Stated task:
Each line containing the word "Series" must be collected.

Supplied records:
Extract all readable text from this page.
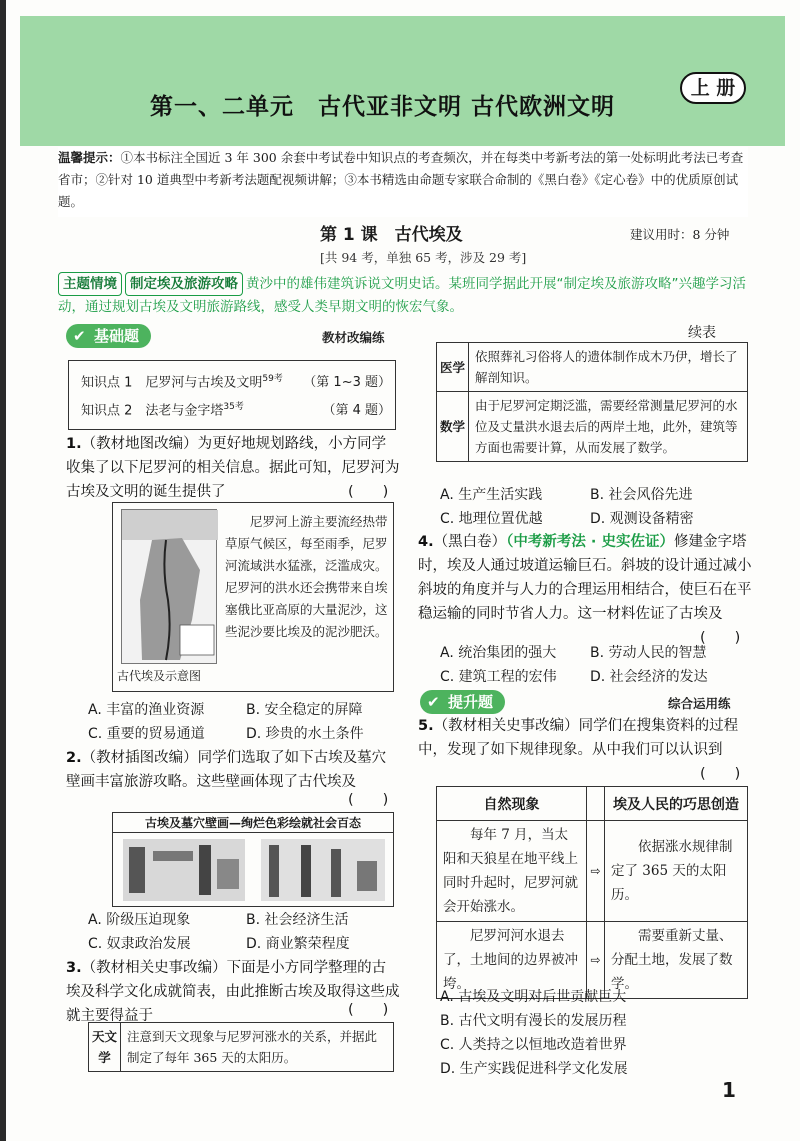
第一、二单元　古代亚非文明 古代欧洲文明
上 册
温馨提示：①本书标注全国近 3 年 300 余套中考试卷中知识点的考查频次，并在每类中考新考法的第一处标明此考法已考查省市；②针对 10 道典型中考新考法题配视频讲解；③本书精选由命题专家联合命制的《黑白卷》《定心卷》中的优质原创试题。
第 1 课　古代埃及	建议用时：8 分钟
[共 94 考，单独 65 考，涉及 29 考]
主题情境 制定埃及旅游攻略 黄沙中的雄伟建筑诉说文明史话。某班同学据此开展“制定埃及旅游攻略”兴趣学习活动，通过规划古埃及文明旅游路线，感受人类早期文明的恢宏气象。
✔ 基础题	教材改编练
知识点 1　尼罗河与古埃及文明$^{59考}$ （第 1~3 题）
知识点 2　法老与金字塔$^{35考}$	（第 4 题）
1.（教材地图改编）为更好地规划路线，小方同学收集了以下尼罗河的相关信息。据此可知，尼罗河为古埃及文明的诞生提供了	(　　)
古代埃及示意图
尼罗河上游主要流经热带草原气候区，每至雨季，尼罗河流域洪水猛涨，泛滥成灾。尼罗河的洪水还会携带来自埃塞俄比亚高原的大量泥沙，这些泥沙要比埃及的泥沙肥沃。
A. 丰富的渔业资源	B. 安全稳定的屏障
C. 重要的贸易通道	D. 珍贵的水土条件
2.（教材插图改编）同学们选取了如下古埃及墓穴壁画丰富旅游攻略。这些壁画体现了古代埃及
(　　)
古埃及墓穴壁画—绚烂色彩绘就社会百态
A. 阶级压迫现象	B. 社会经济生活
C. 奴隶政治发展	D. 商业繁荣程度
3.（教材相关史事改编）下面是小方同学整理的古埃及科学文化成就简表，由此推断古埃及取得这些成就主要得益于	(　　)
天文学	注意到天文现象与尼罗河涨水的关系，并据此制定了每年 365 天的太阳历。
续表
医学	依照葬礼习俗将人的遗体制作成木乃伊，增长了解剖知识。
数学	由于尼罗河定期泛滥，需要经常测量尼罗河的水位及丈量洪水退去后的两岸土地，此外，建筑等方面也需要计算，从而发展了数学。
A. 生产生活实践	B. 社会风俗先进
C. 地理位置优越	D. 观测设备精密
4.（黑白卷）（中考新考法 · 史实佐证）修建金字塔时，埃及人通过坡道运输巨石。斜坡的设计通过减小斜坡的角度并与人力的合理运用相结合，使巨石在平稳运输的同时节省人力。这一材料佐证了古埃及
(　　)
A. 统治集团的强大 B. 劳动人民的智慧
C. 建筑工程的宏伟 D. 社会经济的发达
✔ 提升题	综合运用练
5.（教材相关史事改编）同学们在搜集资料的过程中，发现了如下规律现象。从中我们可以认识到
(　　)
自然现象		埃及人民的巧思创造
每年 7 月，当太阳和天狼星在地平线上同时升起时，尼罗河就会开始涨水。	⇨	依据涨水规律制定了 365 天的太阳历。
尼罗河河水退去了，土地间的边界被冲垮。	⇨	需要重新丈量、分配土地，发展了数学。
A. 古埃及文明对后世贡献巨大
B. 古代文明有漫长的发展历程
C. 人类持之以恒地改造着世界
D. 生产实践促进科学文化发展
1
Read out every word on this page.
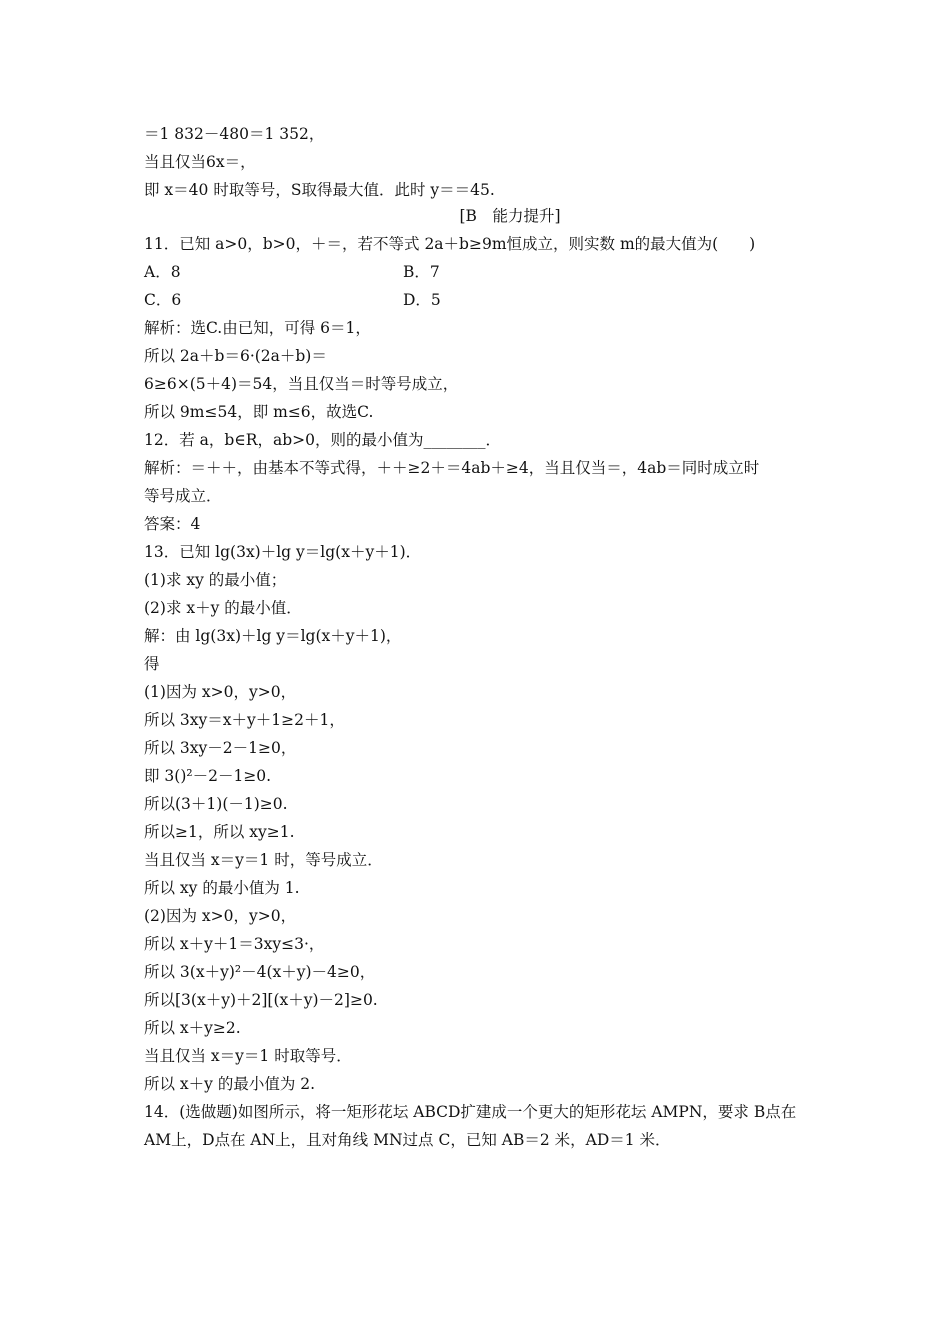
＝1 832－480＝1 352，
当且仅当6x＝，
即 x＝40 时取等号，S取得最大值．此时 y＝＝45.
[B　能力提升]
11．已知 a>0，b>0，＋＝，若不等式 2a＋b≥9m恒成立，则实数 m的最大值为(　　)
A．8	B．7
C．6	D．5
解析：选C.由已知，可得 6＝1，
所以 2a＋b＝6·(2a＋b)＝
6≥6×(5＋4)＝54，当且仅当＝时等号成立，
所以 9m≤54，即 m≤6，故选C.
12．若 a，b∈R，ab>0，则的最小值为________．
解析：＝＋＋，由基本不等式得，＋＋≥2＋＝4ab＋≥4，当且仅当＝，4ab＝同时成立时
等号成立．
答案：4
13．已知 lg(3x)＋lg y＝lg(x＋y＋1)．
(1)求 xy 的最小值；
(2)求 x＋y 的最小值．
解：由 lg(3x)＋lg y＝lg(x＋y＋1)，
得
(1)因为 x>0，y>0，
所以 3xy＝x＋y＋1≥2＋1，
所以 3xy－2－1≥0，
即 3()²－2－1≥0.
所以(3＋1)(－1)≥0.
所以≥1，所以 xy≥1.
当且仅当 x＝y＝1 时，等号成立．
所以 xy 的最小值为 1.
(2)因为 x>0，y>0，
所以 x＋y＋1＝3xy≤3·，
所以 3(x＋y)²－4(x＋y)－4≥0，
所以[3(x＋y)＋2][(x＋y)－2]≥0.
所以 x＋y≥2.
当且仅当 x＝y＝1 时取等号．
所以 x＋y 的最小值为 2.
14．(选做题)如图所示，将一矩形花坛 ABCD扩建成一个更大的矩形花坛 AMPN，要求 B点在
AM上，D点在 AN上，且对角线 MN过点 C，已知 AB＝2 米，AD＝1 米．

--

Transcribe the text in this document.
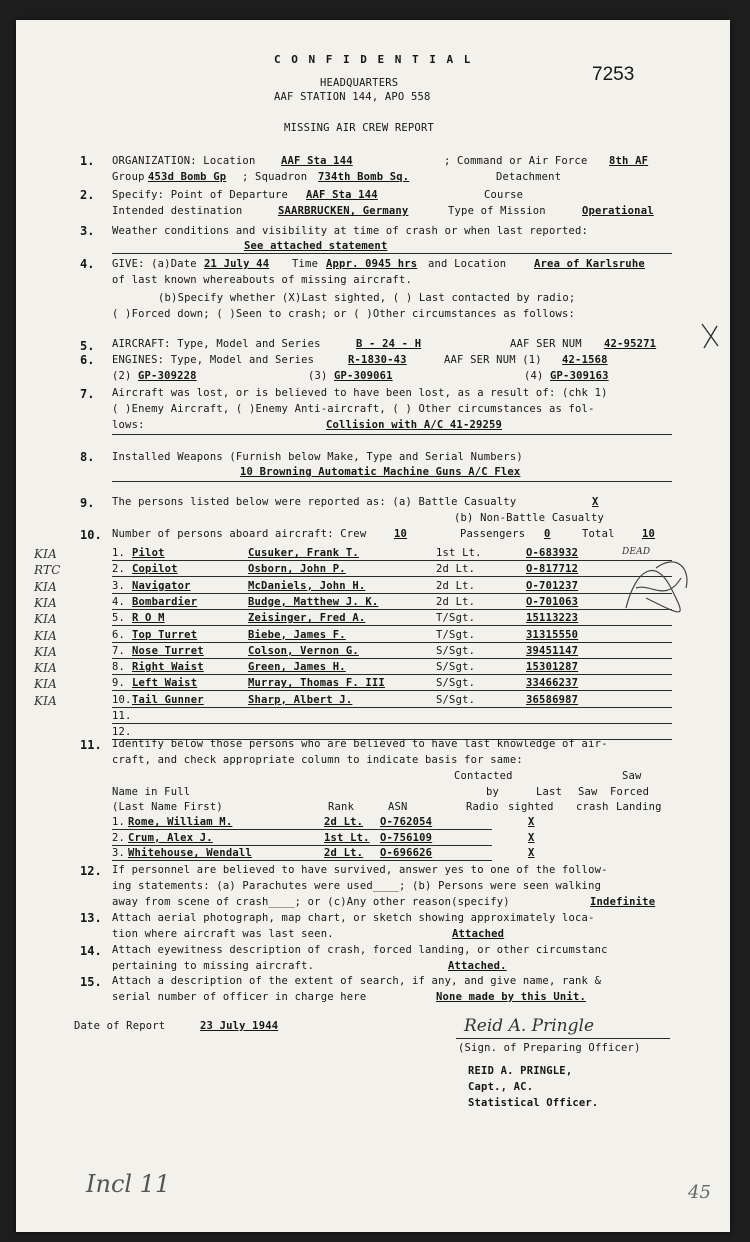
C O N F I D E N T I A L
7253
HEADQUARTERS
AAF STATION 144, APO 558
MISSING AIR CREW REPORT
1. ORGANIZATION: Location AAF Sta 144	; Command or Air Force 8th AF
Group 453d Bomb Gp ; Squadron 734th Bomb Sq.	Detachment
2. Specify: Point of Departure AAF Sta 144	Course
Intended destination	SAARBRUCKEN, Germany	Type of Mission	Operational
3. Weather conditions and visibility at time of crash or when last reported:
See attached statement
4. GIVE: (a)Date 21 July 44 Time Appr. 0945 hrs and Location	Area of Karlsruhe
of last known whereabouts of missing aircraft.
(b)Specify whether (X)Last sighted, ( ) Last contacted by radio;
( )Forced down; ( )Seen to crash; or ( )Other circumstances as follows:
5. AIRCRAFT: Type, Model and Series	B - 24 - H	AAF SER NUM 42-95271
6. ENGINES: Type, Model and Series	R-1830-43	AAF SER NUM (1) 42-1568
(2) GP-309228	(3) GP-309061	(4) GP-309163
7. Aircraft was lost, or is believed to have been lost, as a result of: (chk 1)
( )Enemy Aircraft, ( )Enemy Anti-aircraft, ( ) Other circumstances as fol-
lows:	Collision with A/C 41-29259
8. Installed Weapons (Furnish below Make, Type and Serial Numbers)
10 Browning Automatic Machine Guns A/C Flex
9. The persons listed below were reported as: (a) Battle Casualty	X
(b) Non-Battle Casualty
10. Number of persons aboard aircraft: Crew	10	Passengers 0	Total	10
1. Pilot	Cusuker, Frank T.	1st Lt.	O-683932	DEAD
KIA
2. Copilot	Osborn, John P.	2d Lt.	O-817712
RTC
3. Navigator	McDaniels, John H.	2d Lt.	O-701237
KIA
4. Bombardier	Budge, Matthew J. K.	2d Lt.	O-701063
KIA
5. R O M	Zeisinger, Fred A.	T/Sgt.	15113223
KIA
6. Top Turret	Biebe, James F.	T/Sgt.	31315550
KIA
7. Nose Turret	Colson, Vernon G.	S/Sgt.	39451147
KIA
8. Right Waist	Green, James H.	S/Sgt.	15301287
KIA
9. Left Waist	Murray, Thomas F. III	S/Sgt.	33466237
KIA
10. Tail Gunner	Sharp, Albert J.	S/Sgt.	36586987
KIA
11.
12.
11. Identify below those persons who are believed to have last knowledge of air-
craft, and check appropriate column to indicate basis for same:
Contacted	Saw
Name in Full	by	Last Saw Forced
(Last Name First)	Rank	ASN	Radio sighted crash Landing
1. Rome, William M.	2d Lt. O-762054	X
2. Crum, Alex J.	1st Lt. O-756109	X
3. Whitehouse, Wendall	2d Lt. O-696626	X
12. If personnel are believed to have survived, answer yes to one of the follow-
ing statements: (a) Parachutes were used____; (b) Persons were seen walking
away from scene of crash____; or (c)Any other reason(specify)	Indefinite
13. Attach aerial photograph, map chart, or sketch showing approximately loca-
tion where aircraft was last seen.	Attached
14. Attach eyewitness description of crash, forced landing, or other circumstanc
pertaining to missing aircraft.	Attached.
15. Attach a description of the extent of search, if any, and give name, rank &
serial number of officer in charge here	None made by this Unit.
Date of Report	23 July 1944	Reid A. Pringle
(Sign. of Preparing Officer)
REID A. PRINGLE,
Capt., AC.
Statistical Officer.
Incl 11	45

* * *

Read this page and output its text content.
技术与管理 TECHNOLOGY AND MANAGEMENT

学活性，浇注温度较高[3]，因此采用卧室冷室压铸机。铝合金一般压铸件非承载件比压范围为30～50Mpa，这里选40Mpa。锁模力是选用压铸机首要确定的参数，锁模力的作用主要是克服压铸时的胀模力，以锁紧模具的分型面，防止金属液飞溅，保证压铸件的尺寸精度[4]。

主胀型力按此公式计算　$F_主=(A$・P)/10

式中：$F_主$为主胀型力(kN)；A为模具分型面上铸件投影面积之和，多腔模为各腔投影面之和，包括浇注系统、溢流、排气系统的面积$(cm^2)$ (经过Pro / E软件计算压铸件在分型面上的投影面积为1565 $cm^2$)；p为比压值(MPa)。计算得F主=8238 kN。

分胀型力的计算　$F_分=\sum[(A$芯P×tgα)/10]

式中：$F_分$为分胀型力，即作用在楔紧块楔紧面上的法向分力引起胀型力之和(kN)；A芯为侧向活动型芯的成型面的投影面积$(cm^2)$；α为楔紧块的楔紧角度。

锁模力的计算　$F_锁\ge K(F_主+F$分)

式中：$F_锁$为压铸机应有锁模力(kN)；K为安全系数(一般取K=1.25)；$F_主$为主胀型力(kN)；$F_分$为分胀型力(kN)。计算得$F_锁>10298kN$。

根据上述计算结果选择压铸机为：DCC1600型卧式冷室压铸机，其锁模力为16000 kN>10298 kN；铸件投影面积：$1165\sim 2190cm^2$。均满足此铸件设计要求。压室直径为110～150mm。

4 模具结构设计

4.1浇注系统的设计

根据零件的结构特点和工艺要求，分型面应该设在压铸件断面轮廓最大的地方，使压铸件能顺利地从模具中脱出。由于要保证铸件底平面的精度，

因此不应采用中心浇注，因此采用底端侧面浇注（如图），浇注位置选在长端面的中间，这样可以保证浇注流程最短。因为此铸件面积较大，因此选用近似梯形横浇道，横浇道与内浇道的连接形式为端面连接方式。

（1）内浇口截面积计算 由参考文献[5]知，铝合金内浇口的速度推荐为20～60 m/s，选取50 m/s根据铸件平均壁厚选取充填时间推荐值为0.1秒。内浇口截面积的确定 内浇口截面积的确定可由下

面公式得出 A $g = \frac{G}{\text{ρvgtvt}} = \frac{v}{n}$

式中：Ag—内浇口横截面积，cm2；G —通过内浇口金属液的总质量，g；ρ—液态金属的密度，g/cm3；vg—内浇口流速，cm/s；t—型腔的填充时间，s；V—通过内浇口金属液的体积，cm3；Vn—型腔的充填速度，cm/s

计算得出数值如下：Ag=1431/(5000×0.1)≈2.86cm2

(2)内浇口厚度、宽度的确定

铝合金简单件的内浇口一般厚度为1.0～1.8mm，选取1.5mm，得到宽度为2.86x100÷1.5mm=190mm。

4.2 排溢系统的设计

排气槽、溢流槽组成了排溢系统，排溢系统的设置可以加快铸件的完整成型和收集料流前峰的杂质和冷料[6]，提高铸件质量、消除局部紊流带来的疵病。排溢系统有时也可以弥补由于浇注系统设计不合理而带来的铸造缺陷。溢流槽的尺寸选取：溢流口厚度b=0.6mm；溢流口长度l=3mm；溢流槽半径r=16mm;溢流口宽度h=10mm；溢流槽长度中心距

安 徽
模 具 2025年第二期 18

Reply to the exercise:
5. AIRCRAFT: Type, Model and Series	B - 24 - H	AAF SER NUM 42-95271
6. ENGINES: Type, Model and Series	R-1830-43	AAF SER NUM (1) 42-1568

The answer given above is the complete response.